◆ Your goal
Output the entries below exactly as written, omitting pictures.

◆ Supplied material
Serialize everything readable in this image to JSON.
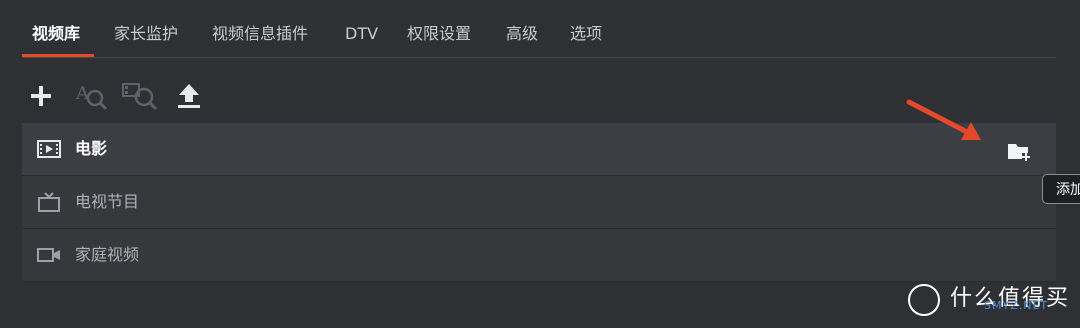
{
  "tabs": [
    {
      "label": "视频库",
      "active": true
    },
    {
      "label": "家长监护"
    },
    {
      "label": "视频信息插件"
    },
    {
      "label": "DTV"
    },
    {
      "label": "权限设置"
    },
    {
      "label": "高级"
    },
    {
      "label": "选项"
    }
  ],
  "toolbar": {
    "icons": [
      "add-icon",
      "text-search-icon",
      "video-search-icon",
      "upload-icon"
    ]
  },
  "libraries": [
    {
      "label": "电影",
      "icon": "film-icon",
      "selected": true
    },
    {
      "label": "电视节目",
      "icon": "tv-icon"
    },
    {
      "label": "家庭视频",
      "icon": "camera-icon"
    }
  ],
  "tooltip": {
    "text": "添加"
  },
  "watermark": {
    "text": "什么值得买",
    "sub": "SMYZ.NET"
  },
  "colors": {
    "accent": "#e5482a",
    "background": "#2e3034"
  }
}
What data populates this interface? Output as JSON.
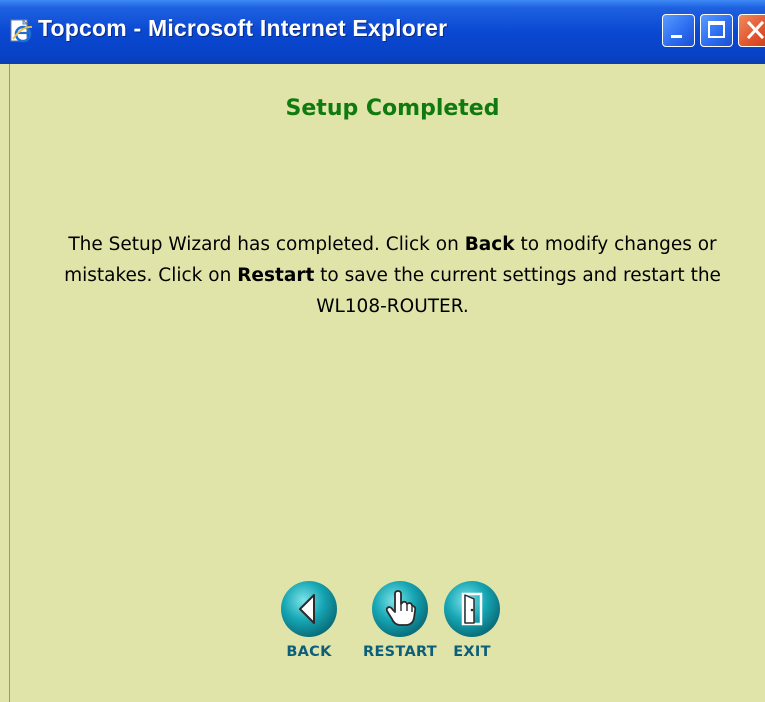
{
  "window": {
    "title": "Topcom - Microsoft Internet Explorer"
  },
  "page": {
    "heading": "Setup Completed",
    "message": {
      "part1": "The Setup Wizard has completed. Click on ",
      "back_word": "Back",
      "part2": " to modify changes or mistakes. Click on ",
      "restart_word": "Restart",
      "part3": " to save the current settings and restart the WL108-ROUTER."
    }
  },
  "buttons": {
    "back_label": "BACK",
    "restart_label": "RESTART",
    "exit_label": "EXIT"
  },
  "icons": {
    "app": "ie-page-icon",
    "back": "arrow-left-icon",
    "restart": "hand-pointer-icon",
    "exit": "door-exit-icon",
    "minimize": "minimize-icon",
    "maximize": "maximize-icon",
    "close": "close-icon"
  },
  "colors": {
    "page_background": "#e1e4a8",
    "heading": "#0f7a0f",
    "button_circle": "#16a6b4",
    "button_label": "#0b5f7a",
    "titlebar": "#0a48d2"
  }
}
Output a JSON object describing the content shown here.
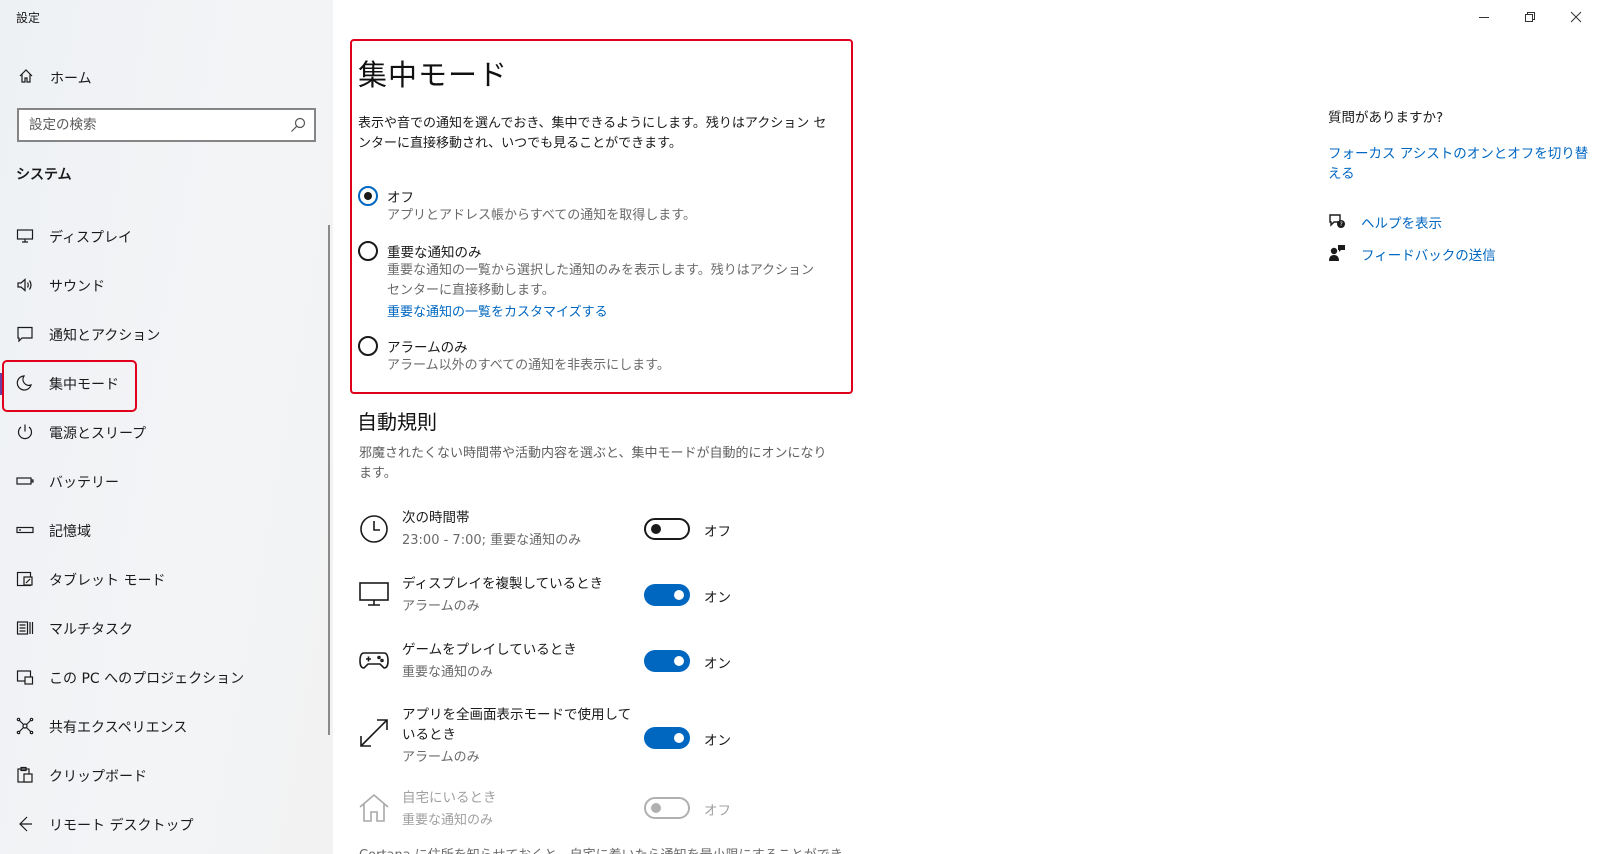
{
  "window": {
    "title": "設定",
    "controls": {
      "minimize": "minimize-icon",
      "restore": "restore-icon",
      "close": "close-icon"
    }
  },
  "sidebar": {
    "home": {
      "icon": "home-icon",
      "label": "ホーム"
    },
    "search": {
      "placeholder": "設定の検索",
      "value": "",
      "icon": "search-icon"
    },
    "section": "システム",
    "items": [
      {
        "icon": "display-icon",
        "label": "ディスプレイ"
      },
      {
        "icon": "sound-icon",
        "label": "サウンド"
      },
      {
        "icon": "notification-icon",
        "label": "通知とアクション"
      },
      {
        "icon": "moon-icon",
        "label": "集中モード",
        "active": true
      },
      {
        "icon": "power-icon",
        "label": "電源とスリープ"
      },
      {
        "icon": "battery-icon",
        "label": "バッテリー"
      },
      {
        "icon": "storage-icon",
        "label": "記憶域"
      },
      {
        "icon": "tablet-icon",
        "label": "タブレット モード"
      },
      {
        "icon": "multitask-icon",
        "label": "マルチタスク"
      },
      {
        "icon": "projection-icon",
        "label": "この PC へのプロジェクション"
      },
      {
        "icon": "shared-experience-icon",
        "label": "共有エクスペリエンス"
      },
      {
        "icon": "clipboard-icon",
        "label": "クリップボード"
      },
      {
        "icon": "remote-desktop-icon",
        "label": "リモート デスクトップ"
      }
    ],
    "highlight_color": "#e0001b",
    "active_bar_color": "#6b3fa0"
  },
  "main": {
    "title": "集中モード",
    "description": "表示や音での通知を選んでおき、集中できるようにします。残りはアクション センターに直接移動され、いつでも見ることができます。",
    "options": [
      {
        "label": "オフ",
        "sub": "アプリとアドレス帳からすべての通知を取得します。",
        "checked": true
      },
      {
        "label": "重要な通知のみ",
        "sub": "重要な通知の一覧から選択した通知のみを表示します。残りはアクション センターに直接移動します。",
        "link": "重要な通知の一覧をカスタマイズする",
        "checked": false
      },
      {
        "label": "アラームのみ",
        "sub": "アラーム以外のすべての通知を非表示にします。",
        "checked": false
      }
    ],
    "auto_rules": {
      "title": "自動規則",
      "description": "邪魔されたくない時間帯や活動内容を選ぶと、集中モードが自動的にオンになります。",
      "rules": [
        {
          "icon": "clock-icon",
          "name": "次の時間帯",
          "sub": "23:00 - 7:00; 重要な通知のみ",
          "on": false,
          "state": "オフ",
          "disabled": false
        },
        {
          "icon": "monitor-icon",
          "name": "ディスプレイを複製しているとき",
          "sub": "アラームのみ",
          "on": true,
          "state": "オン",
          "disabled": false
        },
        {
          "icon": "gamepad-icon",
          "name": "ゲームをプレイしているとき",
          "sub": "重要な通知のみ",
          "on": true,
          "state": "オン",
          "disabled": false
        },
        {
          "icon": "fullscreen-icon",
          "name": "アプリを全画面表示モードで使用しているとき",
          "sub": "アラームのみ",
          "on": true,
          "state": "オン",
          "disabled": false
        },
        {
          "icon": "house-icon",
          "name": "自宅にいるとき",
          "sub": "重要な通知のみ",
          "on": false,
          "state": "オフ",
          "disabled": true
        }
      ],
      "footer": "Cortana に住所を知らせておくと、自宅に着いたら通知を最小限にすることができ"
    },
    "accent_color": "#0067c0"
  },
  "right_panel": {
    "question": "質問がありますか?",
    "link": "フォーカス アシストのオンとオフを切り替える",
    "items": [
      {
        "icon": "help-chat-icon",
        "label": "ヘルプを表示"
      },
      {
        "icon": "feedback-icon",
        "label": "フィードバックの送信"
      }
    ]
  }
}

◆ Solution to the problem
Serialize everything readable in this image to JSON.
{
  "tabs": [
    {
      "label": "视频库",
      "active": true
    },
    {
      "label": "家长监护"
    },
    {
      "label": "视频信息插件"
    },
    {
      "label": "DTV"
    },
    {
      "label": "权限设置"
    },
    {
      "label": "高级"
    },
    {
      "label": "选项"
    }
  ],
  "toolbar": {
    "icons": [
      "add-icon",
      "text-search-icon",
      "video-search-icon",
      "upload-icon"
    ]
  },
  "libraries": [
    {
      "label": "电影",
      "icon": "film-icon",
      "selected": true
    },
    {
      "label": "电视节目",
      "icon": "tv-icon"
    },
    {
      "label": "家庭视频",
      "icon": "camera-icon"
    }
  ],
  "tooltip": {
    "text": "添加"
  },
  "watermark": {
    "text": "什么值得买",
    "sub": "SMYZ.NET"
  },
  "colors": {
    "accent": "#e5482a",
    "background": "#2e3034"
  }
}
What data populates this interface? Output as JSON.
{
  "window": {
    "title": "Topcom - Microsoft Internet Explorer"
  },
  "page": {
    "heading": "Setup Completed",
    "message": {
      "part1": "The Setup Wizard has completed. Click on ",
      "back_word": "Back",
      "part2": " to modify changes or mistakes. Click on ",
      "restart_word": "Restart",
      "part3": " to save the current settings and restart the WL108-ROUTER."
    }
  },
  "buttons": {
    "back_label": "BACK",
    "restart_label": "RESTART",
    "exit_label": "EXIT"
  },
  "icons": {
    "app": "ie-page-icon",
    "back": "arrow-left-icon",
    "restart": "hand-pointer-icon",
    "exit": "door-exit-icon",
    "minimize": "minimize-icon",
    "maximize": "maximize-icon",
    "close": "close-icon"
  },
  "colors": {
    "page_background": "#e1e4a8",
    "heading": "#0f7a0f",
    "button_circle": "#16a6b4",
    "button_label": "#0b5f7a",
    "titlebar": "#0a48d2"
  }
}
Output a JSON object describing the content shown here.
{
  "window": {
    "title": "設定",
    "controls": {
      "minimize": "minimize-icon",
      "restore": "restore-icon",
      "close": "close-icon"
    }
  },
  "sidebar": {
    "home": {
      "icon": "home-icon",
      "label": "ホーム"
    },
    "search": {
      "placeholder": "設定の検索",
      "value": "",
      "icon": "search-icon"
    },
    "section": "システム",
    "items": [
      {
        "icon": "display-icon",
        "label": "ディスプレイ"
      },
      {
        "icon": "sound-icon",
        "label": "サウンド"
      },
      {
        "icon": "notification-icon",
        "label": "通知とアクション"
      },
      {
        "icon": "moon-icon",
        "label": "集中モード",
        "active": true
      },
      {
        "icon": "power-icon",
        "label": "電源とスリープ"
      },
      {
        "icon": "battery-icon",
        "label": "バッテリー"
      },
      {
        "icon": "storage-icon",
        "label": "記憶域"
      },
      {
        "icon": "tablet-icon",
        "label": "タブレット モード"
      },
      {
        "icon": "multitask-icon",
        "label": "マルチタスク"
      },
      {
        "icon": "projection-icon",
        "label": "この PC へのプロジェクション"
      },
      {
        "icon": "shared-experience-icon",
        "label": "共有エクスペリエンス"
      },
      {
        "icon": "clipboard-icon",
        "label": "クリップボード"
      },
      {
        "icon": "remote-desktop-icon",
        "label": "リモート デスクトップ"
      }
    ],
    "highlight_color": "#e0001b",
    "active_bar_color": "#6b3fa0"
  },
  "main": {
    "title": "集中モード",
    "description": "表示や音での通知を選んでおき、集中できるようにします。残りはアクション センターに直接移動され、いつでも見ることができます。",
    "options": [
      {
        "label": "オフ",
        "sub": "アプリとアドレス帳からすべての通知を取得します。",
        "checked": true
      },
      {
        "label": "重要な通知のみ",
        "sub": "重要な通知の一覧から選択した通知のみを表示します。残りはアクション センターに直接移動します。",
        "link": "重要な通知の一覧をカスタマイズする",
        "checked": false
      },
      {
        "label": "アラームのみ",
        "sub": "アラーム以外のすべての通知を非表示にします。",
        "checked": false
      }
    ],
    "auto_rules": {
      "title": "自動規則",
      "description": "邪魔されたくない時間帯や活動内容を選ぶと、集中モードが自動的にオンになります。",
      "rules": [
        {
          "icon": "clock-icon",
          "name": "次の時間帯",
          "sub": "23:00 - 7:00; 重要な通知のみ",
          "on": false,
          "state": "オフ",
          "disabled": false
        },
        {
          "icon": "monitor-icon",
          "name": "ディスプレイを複製しているとき",
          "sub": "アラームのみ",
          "on": true,
          "state": "オン",
          "disabled": false
        },
        {
          "icon": "gamepad-icon",
          "name": "ゲームをプレイしているとき",
          "sub": "重要な通知のみ",
          "on": true,
          "state": "オン",
          "disabled": false
        },
        {
          "icon": "fullscreen-icon",
          "name": "アプリを全画面表示モードで使用しているとき",
          "sub": "アラームのみ",
          "on": true,
          "state": "オン",
          "disabled": false
        },
        {
          "icon": "house-icon",
          "name": "自宅にいるとき",
          "sub": "重要な通知のみ",
          "on": false,
          "state": "オフ",
          "disabled": true
        }
      ],
      "footer": "Cortana に住所を知らせておくと、自宅に着いたら通知を最小限にすることができ"
    },
    "accent_color": "#0067c0"
  },
  "right_panel": {
    "question": "質問がありますか?",
    "link": "フォーカス アシストのオンとオフを切り替える",
    "items": [
      {
        "icon": "help-chat-icon",
        "label": "ヘルプを表示"
      },
      {
        "icon": "feedback-icon",
        "label": "フィードバックの送信"
      }
    ]
  }
}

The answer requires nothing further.